— START —

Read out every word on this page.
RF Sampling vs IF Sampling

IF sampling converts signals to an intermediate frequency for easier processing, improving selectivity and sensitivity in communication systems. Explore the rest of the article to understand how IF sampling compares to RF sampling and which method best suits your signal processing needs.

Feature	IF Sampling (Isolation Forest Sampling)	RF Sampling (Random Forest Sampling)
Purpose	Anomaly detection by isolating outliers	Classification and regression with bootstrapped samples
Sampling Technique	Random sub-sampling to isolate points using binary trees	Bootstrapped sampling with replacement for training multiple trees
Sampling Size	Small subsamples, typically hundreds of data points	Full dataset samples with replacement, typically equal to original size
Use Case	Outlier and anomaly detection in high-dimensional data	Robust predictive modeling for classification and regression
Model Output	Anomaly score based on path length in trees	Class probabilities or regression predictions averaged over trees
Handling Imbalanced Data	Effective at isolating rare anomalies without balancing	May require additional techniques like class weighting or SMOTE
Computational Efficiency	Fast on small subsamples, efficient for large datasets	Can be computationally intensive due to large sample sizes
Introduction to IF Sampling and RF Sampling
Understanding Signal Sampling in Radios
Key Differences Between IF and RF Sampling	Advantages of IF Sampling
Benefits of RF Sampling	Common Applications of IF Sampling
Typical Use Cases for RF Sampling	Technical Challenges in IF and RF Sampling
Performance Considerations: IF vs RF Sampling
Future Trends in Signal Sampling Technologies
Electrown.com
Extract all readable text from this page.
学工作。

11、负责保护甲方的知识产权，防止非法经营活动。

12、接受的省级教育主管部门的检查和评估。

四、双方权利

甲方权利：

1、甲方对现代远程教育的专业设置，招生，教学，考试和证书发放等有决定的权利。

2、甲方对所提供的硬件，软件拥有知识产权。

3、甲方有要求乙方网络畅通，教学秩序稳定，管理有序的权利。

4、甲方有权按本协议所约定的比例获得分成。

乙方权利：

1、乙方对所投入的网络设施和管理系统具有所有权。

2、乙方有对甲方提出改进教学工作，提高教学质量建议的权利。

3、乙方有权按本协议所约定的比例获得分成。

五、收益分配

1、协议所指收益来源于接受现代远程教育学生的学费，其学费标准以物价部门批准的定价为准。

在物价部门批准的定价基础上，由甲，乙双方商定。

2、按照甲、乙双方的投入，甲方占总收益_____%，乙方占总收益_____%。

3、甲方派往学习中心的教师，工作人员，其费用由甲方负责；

— END —

• **Short task**
Extract the listing in its entirety and repeat it exactly.

• **Response to this exercise**
Read out every word on this page.
RF Sampling vs IF Sampling

IF sampling converts signals to an intermediate frequency for easier processing, improving selectivity and sensitivity in communication systems. Explore the rest of the article to understand how IF sampling compares to RF sampling and which method best suits your signal processing needs.

Feature	IF Sampling (Isolation Forest Sampling)	RF Sampling (Random Forest Sampling)
Purpose	Anomaly detection by isolating outliers	Classification and regression with bootstrapped samples
Sampling Technique	Random sub-sampling to isolate points using binary trees	Bootstrapped sampling with replacement for training multiple trees
Sampling Size	Small subsamples, typically hundreds of data points	Full dataset samples with replacement, typically equal to original size
Use Case	Outlier and anomaly detection in high-dimensional data	Robust predictive modeling for classification and regression
Model Output	Anomaly score based on path length in trees	Class probabilities or regression predictions averaged over trees
Handling Imbalanced Data	Effective at isolating rare anomalies without balancing	May require additional techniques like class weighting or SMOTE
Computational Efficiency	Fast on small subsamples, efficient for large datasets	Can be computationally intensive due to large sample sizes
Introduction to IF Sampling and RF Sampling
Understanding Signal Sampling in Radios
Key Differences Between IF and RF Sampling	Advantages of IF Sampling
Benefits of RF Sampling	Common Applications of IF Sampling
Typical Use Cases for RF Sampling	Technical Challenges in IF and RF Sampling
Performance Considerations: IF vs RF Sampling
Future Trends in Signal Sampling Technologies
Electrown.com
Extract all readable text from this page.
学工作。

11、负责保护甲方的知识产权，防止非法经营活动。

12、接受的省级教育主管部门的检查和评估。

四、双方权利

甲方权利：

1、甲方对现代远程教育的专业设置，招生，教学，考试和证书发放等有决定的权利。

2、甲方对所提供的硬件，软件拥有知识产权。

3、甲方有要求乙方网络畅通，教学秩序稳定，管理有序的权利。

4、甲方有权按本协议所约定的比例获得分成。

乙方权利：

1、乙方对所投入的网络设施和管理系统具有所有权。

2、乙方有对甲方提出改进教学工作，提高教学质量建议的权利。

3、乙方有权按本协议所约定的比例获得分成。

五、收益分配

1、协议所指收益来源于接受现代远程教育学生的学费，其学费标准以物价部门批准的定价为准。

在物价部门批准的定价基础上，由甲，乙双方商定。

2、按照甲、乙双方的投入，甲方占总收益_____%，乙方占总收益_____%。

3、甲方派往学习中心的教师，工作人员，其费用由甲方负责；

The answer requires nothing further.